(begin)
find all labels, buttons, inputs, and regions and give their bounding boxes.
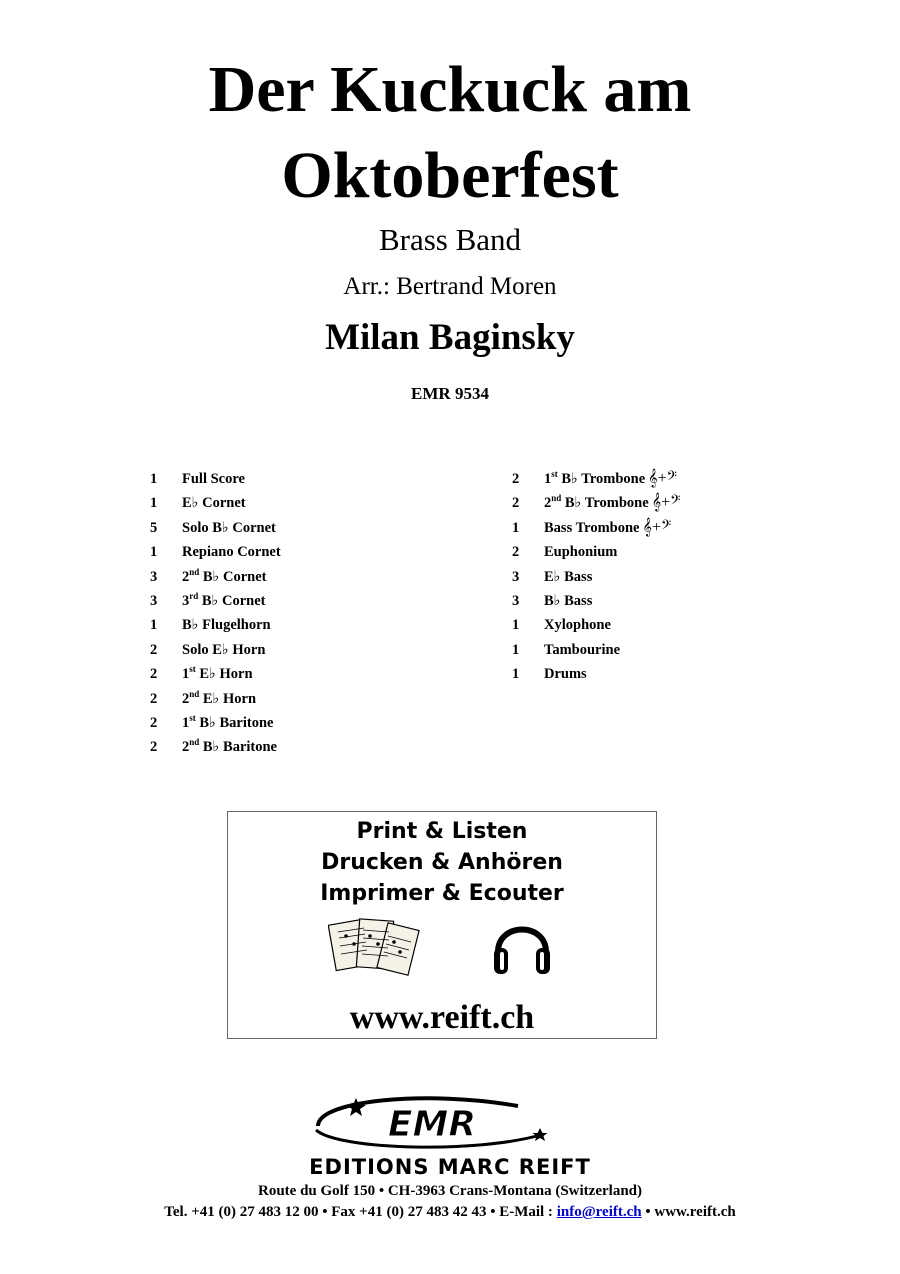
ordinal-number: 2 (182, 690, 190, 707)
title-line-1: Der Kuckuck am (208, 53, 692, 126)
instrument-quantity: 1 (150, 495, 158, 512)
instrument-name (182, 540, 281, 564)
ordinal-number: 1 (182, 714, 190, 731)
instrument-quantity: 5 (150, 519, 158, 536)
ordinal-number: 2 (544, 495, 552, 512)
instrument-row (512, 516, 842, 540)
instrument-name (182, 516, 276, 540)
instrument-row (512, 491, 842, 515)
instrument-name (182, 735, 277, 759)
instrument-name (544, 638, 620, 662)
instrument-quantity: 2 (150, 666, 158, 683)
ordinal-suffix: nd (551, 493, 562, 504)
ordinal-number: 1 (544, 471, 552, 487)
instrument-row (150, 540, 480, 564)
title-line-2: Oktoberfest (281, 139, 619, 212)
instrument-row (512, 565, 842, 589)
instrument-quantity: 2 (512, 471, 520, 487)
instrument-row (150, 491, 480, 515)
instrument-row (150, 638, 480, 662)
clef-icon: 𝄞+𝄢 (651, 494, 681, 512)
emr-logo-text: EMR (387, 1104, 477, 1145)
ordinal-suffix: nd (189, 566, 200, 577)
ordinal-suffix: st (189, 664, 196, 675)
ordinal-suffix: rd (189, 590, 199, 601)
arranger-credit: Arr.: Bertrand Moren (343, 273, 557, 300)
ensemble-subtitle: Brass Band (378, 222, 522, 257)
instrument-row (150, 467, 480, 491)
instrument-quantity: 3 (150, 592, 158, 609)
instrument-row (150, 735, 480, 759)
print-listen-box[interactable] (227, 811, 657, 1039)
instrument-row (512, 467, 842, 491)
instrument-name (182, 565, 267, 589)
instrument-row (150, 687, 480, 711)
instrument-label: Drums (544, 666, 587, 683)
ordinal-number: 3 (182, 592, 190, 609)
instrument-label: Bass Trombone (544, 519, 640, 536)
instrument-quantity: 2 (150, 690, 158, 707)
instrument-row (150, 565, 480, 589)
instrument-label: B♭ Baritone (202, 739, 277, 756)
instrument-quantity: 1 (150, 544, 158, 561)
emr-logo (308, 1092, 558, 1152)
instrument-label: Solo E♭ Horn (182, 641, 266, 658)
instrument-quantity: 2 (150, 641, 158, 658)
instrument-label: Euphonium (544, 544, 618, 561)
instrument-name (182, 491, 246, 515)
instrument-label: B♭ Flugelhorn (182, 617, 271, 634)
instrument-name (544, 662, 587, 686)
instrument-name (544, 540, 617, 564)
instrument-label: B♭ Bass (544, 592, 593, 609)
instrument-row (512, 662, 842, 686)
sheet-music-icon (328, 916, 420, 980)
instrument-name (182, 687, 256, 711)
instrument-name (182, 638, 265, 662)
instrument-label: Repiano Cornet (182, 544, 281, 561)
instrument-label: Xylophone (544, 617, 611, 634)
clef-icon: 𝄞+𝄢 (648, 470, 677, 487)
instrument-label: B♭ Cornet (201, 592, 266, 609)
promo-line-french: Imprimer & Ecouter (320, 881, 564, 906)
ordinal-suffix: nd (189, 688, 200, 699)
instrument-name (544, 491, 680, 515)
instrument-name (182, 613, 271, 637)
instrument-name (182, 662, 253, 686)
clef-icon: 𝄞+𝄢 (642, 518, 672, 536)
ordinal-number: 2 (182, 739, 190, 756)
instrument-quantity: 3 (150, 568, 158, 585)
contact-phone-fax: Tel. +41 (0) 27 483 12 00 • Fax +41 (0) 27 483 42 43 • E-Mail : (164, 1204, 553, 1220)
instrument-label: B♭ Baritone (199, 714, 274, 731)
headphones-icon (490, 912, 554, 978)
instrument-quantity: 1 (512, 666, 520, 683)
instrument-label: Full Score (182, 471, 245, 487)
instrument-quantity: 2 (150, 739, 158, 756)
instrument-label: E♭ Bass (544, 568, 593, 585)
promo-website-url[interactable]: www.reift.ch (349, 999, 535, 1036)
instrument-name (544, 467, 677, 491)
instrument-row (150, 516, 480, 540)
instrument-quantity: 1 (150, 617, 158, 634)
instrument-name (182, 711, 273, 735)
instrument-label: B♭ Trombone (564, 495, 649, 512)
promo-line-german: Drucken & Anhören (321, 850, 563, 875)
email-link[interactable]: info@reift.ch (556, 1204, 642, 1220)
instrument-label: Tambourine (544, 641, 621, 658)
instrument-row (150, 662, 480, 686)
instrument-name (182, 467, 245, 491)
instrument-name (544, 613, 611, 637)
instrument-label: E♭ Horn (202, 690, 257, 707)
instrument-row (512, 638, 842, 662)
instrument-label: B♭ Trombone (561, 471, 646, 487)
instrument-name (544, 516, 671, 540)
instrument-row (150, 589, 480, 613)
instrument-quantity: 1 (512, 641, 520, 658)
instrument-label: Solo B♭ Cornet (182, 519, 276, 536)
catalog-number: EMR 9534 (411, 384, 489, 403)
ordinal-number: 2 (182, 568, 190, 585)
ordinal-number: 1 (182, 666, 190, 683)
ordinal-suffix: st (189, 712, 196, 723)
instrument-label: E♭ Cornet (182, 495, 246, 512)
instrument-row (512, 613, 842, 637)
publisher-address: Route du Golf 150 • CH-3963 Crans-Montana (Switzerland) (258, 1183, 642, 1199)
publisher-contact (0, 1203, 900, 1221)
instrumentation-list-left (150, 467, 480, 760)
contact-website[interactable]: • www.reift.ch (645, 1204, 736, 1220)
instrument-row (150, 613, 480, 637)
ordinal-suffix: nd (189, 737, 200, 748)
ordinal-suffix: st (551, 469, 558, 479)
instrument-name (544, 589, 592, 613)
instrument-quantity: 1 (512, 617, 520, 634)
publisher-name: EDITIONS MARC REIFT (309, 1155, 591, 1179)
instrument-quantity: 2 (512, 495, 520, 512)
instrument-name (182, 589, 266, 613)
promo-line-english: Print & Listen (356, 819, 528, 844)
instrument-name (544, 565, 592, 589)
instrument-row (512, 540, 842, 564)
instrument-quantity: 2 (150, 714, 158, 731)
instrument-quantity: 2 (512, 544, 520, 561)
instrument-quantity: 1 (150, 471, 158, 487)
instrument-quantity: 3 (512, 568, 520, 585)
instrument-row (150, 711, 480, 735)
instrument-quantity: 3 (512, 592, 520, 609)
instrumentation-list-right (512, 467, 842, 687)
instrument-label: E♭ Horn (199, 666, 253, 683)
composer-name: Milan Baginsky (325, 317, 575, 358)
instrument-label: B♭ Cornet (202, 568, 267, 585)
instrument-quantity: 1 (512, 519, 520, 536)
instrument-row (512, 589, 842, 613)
(end)
(begin)
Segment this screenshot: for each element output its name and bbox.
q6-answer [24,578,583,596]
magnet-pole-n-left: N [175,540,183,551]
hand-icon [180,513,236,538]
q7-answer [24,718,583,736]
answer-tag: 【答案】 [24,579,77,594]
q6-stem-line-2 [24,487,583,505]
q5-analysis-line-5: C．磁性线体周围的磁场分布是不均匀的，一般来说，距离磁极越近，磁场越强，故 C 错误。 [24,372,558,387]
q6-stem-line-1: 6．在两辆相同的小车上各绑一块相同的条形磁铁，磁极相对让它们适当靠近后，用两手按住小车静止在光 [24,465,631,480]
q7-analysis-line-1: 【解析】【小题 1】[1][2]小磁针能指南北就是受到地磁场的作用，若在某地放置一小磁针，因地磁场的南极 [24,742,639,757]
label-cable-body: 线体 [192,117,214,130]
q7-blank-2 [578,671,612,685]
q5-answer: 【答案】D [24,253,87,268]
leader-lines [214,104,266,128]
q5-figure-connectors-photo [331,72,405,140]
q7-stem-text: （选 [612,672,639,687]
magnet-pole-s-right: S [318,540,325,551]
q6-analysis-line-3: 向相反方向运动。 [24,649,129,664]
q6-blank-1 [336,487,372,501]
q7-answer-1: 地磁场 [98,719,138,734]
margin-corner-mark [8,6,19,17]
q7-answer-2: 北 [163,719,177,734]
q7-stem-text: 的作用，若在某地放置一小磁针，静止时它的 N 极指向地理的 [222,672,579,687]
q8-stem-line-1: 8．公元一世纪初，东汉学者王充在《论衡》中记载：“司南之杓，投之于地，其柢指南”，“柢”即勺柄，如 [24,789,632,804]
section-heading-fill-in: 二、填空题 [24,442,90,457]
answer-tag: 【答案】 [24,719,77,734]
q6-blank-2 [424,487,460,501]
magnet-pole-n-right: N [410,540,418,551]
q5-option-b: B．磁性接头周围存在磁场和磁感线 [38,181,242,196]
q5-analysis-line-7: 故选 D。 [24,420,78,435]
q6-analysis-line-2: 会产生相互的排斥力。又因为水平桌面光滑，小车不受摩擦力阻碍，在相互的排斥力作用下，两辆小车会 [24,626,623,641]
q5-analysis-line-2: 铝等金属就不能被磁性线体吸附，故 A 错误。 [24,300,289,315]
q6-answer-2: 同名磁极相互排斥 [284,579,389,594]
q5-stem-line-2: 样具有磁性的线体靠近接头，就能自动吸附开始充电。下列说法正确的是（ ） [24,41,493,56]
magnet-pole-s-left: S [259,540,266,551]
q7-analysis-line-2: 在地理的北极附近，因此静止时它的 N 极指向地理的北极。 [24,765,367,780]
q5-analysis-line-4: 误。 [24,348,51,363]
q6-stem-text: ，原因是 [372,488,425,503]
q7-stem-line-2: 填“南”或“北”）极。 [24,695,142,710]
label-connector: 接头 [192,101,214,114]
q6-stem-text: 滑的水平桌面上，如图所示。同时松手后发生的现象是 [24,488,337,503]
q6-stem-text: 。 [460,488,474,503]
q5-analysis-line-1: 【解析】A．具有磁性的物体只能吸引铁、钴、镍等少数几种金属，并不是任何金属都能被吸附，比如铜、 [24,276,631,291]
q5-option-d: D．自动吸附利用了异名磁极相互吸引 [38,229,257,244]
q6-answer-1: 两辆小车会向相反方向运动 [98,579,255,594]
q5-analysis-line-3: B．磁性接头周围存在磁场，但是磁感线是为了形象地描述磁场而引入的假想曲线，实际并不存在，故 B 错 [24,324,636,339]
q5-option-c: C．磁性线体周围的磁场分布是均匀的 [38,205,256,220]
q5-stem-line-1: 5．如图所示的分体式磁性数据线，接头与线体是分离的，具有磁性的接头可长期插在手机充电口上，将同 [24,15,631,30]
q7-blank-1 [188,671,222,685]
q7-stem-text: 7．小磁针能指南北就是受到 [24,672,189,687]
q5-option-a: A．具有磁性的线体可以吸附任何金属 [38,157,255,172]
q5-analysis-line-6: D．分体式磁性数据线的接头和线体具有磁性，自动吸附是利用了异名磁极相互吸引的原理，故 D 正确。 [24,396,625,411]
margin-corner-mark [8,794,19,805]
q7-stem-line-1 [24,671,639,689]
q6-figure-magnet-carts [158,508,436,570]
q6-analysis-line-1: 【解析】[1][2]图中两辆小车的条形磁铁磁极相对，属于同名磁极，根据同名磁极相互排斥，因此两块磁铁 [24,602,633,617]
(end)
**Work instructions:** Copy out the items from the line with "Segment this screenshot: for" up to and including the line with "q7-stem-text: （选 [612,672,639,687]", character for character.

**Answer to the problem:**
Segment this screenshot: for each element output its name and bbox.
q6-answer [24,578,583,596]
magnet-pole-n-left: N [175,540,183,551]
hand-icon [180,513,236,538]
q7-answer [24,718,583,736]
answer-tag: 【答案】 [24,579,77,594]
q6-stem-line-2 [24,487,583,505]
q5-analysis-line-5: C．磁性线体周围的磁场分布是不均匀的，一般来说，距离磁极越近，磁场越强，故 C 错误。 [24,372,558,387]
q6-stem-line-1: 6．在两辆相同的小车上各绑一块相同的条形磁铁，磁极相对让它们适当靠近后，用两手按住小车静止在光 [24,465,631,480]
q7-analysis-line-1: 【解析】【小题 1】[1][2]小磁针能指南北就是受到地磁场的作用，若在某地放置一小磁针，因地磁场的南极 [24,742,639,757]
label-cable-body: 线体 [192,117,214,130]
q7-blank-2 [578,671,612,685]
q5-answer: 【答案】D [24,253,87,268]
leader-lines [214,104,266,128]
q5-figure-connectors-photo [331,72,405,140]
q7-stem-text: （选 [612,672,639,687]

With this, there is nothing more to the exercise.